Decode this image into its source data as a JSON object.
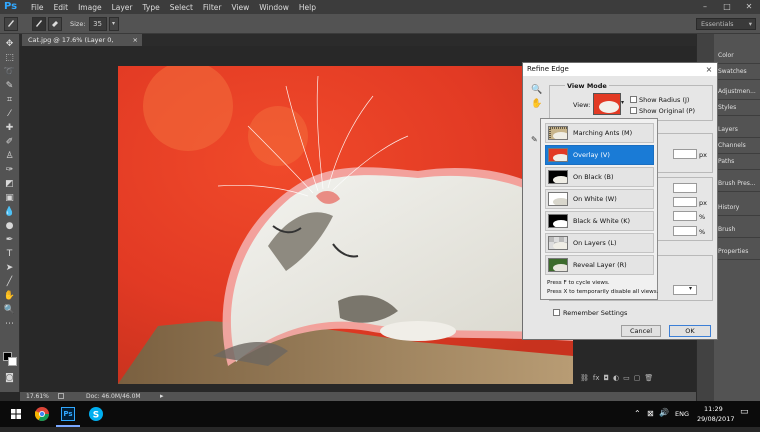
{
  "app": {
    "logo": "Ps"
  },
  "menu": [
    "File",
    "Edit",
    "Image",
    "Layer",
    "Type",
    "Select",
    "Filter",
    "View",
    "Window",
    "Help"
  ],
  "window_controls": [
    "–",
    "□",
    "✕"
  ],
  "options_bar": {
    "size_label": "Size:",
    "size_value": "35",
    "workspace": "Essentials"
  },
  "document": {
    "tab_title": "Cat.jpg @ 17.6% (Layer 0, RGB/8#) *",
    "tab_close": "×"
  },
  "status": {
    "zoom": "17.61%",
    "doc_info": "Doc: 46.0M/46.0M"
  },
  "panels": [
    "Color",
    "Swatches",
    "Adjustmen...",
    "Styles",
    "Layers",
    "Channels",
    "Paths",
    "Brush Pres...",
    "History",
    "Brush",
    "Properties"
  ],
  "dialog": {
    "title": "Refine Edge",
    "close": "×",
    "view_mode_heading": "View Mode",
    "view_label": "View:",
    "show_radius": "Show Radius (J)",
    "show_original": "Show Original (P)",
    "px_unit": "px",
    "percent_unit": "%",
    "remember_settings": "Remember Settings",
    "cancel": "Cancel",
    "ok": "OK"
  },
  "view_modes": [
    {
      "label": "Marching Ants (M)",
      "selected": false
    },
    {
      "label": "Overlay (V)",
      "selected": true
    },
    {
      "label": "On Black (B)",
      "selected": false
    },
    {
      "label": "On White (W)",
      "selected": false
    },
    {
      "label": "Black & White (K)",
      "selected": false
    },
    {
      "label": "On Layers (L)",
      "selected": false
    },
    {
      "label": "Reveal Layer (R)",
      "selected": false
    }
  ],
  "view_hints": [
    "Press F to cycle views.",
    "Press X to temporarily disable all views."
  ],
  "taskbar": {
    "language": "ENG",
    "time": "11:29",
    "date": "29/08/2017"
  },
  "colors": {
    "accent": "#1a7bd6",
    "overlay_red": "#e8332a",
    "ps_blue": "#31a8ff"
  }
}
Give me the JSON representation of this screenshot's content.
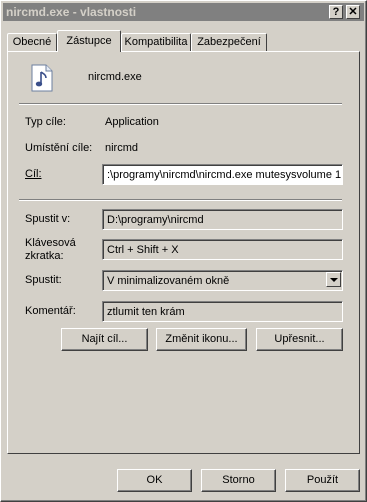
{
  "window": {
    "title": "nircmd.exe - vlastnosti",
    "help_btn": "?",
    "close_btn": "✕"
  },
  "tabs": [
    {
      "label": "Obecné"
    },
    {
      "label": "Zástupce"
    },
    {
      "label": "Kompatibilita"
    },
    {
      "label": "Zabezpečení"
    }
  ],
  "shortcut": {
    "name": "nircmd.exe",
    "target_type_label": "Typ cíle:",
    "target_type_value": "Application",
    "target_location_label": "Umístění cíle:",
    "target_location_value": "nircmd",
    "target_label": "Cíl:",
    "target_value": ":\\programy\\nircmd\\nircmd.exe mutesysvolume 1",
    "start_in_label": "Spustit v:",
    "start_in_value": "D:\\programy\\nircmd",
    "hotkey_label_1": "Klávesová",
    "hotkey_label_2": "zkratka:",
    "hotkey_value": "Ctrl + Shift + X",
    "run_label": "Spustit:",
    "run_value": "V minimalizovaném okně",
    "comment_label": "Komentář:",
    "comment_value": "ztlumit ten krám"
  },
  "buttons": {
    "find_target": "Najít cíl...",
    "change_icon": "Změnit ikonu...",
    "advanced": "Upřesnit...",
    "ok": "OK",
    "cancel": "Storno",
    "apply": "Použít"
  }
}
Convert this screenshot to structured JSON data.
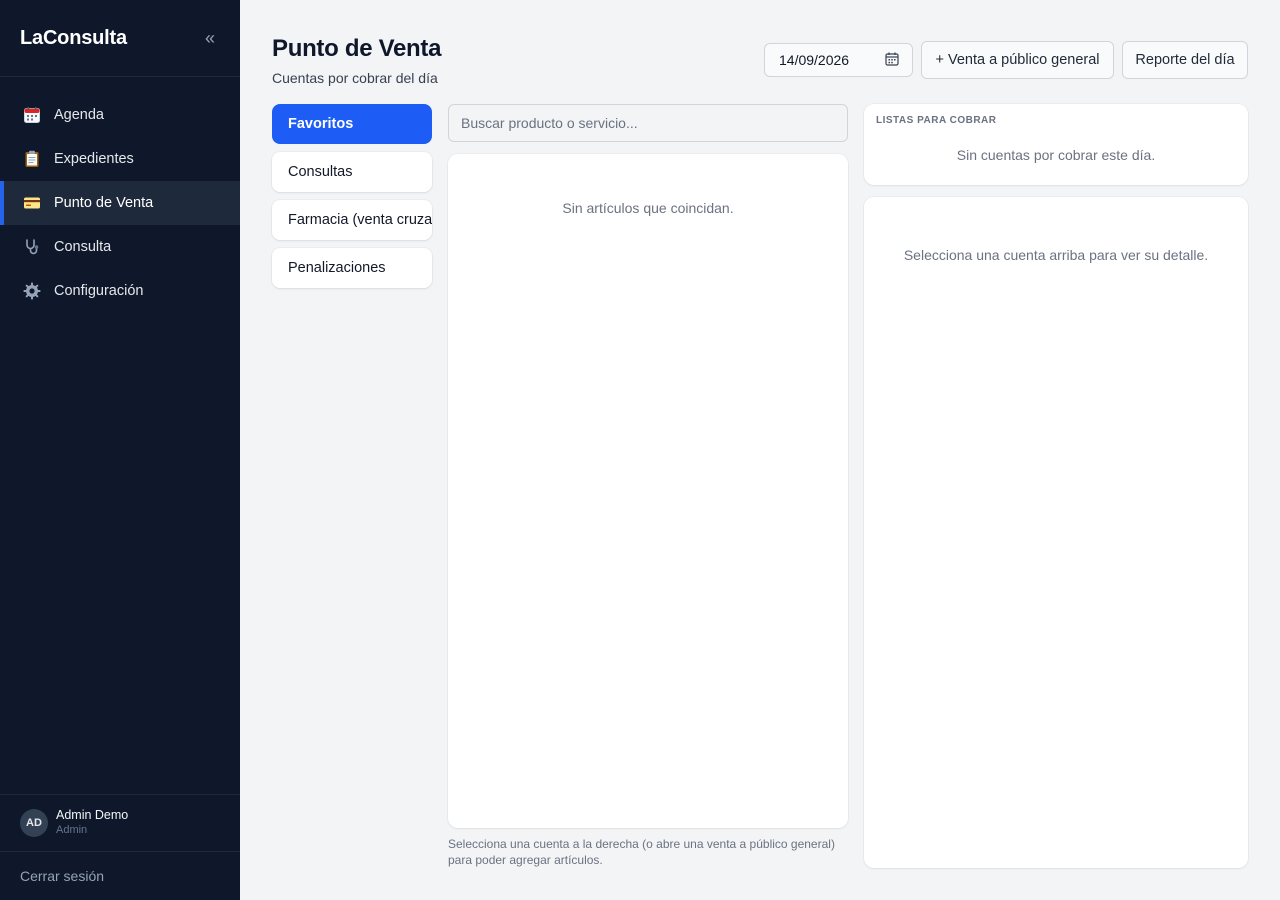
{
  "app": {
    "brand": "LaConsulta",
    "collapse_symbol": "«"
  },
  "sidebar": {
    "items": [
      {
        "label": "Agenda",
        "icon": "calendar-icon"
      },
      {
        "label": "Expedientes",
        "icon": "clipboard-icon"
      },
      {
        "label": "Punto de Venta",
        "icon": "credit-card-icon",
        "active": true
      },
      {
        "label": "Consulta",
        "icon": "stethoscope-icon"
      },
      {
        "label": "Configuración",
        "icon": "gear-icon"
      }
    ],
    "user": {
      "initials": "AD",
      "name": "Admin Demo",
      "role": "Admin"
    },
    "logout_label": "Cerrar sesión"
  },
  "header": {
    "title": "Punto de Venta",
    "subtitle": "Cuentas por cobrar del día",
    "date_value": "14/09/2026",
    "new_sale_label": "+ Venta a público general",
    "report_label": "Reporte del día"
  },
  "categories": [
    {
      "label": "Favoritos",
      "active": true
    },
    {
      "label": "Consultas"
    },
    {
      "label": "Farmacia (venta cruzada)"
    },
    {
      "label": "Penalizaciones"
    }
  ],
  "products": {
    "search_placeholder": "Buscar producto o servicio...",
    "empty_message": "Sin artículos que coincidan.",
    "hint": "Selecciona una cuenta a la derecha (o abre una venta a público general) para poder agregar artículos."
  },
  "lists": {
    "title": "LISTAS PARA COBRAR",
    "empty_message": "Sin cuentas por cobrar este día."
  },
  "detail": {
    "empty_message": "Selecciona una cuenta arriba para ver su detalle."
  },
  "colors": {
    "sidebar_bg": "#0f172a",
    "accent": "#1d5cf5",
    "page_bg": "#f3f4f6"
  }
}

───

### What the exercise asks
Retype the whole listing exactly and leave the pictures out.

### Finished task
Decode this image into its source data as a JSON object.
{
  "app": {
    "logo": "Ps"
  },
  "menu": [
    "File",
    "Edit",
    "Image",
    "Layer",
    "Type",
    "Select",
    "Filter",
    "View",
    "Window",
    "Help"
  ],
  "window_controls": [
    "–",
    "□",
    "✕"
  ],
  "options_bar": {
    "size_label": "Size:",
    "size_value": "35",
    "workspace": "Essentials"
  },
  "document": {
    "tab_title": "Cat.jpg @ 17.6% (Layer 0, RGB/8#) *",
    "tab_close": "×"
  },
  "status": {
    "zoom": "17.61%",
    "doc_info": "Doc: 46.0M/46.0M"
  },
  "panels": [
    "Color",
    "Swatches",
    "Adjustmen...",
    "Styles",
    "Layers",
    "Channels",
    "Paths",
    "Brush Pres...",
    "History",
    "Brush",
    "Properties"
  ],
  "dialog": {
    "title": "Refine Edge",
    "close": "×",
    "view_mode_heading": "View Mode",
    "view_label": "View:",
    "show_radius": "Show Radius (J)",
    "show_original": "Show Original (P)",
    "px_unit": "px",
    "percent_unit": "%",
    "remember_settings": "Remember Settings",
    "cancel": "Cancel",
    "ok": "OK"
  },
  "view_modes": [
    {
      "label": "Marching Ants (M)",
      "selected": false
    },
    {
      "label": "Overlay (V)",
      "selected": true
    },
    {
      "label": "On Black (B)",
      "selected": false
    },
    {
      "label": "On White (W)",
      "selected": false
    },
    {
      "label": "Black & White (K)",
      "selected": false
    },
    {
      "label": "On Layers (L)",
      "selected": false
    },
    {
      "label": "Reveal Layer (R)",
      "selected": false
    }
  ],
  "view_hints": [
    "Press F to cycle views.",
    "Press X to temporarily disable all views."
  ],
  "taskbar": {
    "language": "ENG",
    "time": "11:29",
    "date": "29/08/2017"
  },
  "colors": {
    "accent": "#1a7bd6",
    "overlay_red": "#e8332a",
    "ps_blue": "#31a8ff"
  }
}
Give me the JSON representation of this screenshot's content.
{
  "window": {
    "title": "nircmd.exe - vlastnosti",
    "help_btn": "?",
    "close_btn": "✕"
  },
  "tabs": [
    {
      "label": "Obecné"
    },
    {
      "label": "Zástupce"
    },
    {
      "label": "Kompatibilita"
    },
    {
      "label": "Zabezpečení"
    }
  ],
  "shortcut": {
    "name": "nircmd.exe",
    "target_type_label": "Typ cíle:",
    "target_type_value": "Application",
    "target_location_label": "Umístění cíle:",
    "target_location_value": "nircmd",
    "target_label": "Cíl:",
    "target_value": ":\\programy\\nircmd\\nircmd.exe mutesysvolume 1",
    "start_in_label": "Spustit v:",
    "start_in_value": "D:\\programy\\nircmd",
    "hotkey_label_1": "Klávesová",
    "hotkey_label_2": "zkratka:",
    "hotkey_value": "Ctrl + Shift + X",
    "run_label": "Spustit:",
    "run_value": "V minimalizovaném okně",
    "comment_label": "Komentář:",
    "comment_value": "ztlumit ten krám"
  },
  "buttons": {
    "find_target": "Najít cíl...",
    "change_icon": "Změnit ikonu...",
    "advanced": "Upřesnit...",
    "ok": "OK",
    "cancel": "Storno",
    "apply": "Použít"
  }
}
Convert this screenshot to structured JSON data.
{
  "app": {
    "brand": "LaConsulta",
    "collapse_symbol": "«"
  },
  "sidebar": {
    "items": [
      {
        "label": "Agenda",
        "icon": "calendar-icon"
      },
      {
        "label": "Expedientes",
        "icon": "clipboard-icon"
      },
      {
        "label": "Punto de Venta",
        "icon": "credit-card-icon",
        "active": true
      },
      {
        "label": "Consulta",
        "icon": "stethoscope-icon"
      },
      {
        "label": "Configuración",
        "icon": "gear-icon"
      }
    ],
    "user": {
      "initials": "AD",
      "name": "Admin Demo",
      "role": "Admin"
    },
    "logout_label": "Cerrar sesión"
  },
  "header": {
    "title": "Punto de Venta",
    "subtitle": "Cuentas por cobrar del día",
    "date_value": "14/09/2026",
    "new_sale_label": "+ Venta a público general",
    "report_label": "Reporte del día"
  },
  "categories": [
    {
      "label": "Favoritos",
      "active": true
    },
    {
      "label": "Consultas"
    },
    {
      "label": "Farmacia (venta cruzada)"
    },
    {
      "label": "Penalizaciones"
    }
  ],
  "products": {
    "search_placeholder": "Buscar producto o servicio...",
    "empty_message": "Sin artículos que coincidan.",
    "hint": "Selecciona una cuenta a la derecha (o abre una venta a público general) para poder agregar artículos."
  },
  "lists": {
    "title": "LISTAS PARA COBRAR",
    "empty_message": "Sin cuentas por cobrar este día."
  },
  "detail": {
    "empty_message": "Selecciona una cuenta arriba para ver su detalle."
  },
  "colors": {
    "sidebar_bg": "#0f172a",
    "accent": "#1d5cf5",
    "page_bg": "#f3f4f6"
  }
}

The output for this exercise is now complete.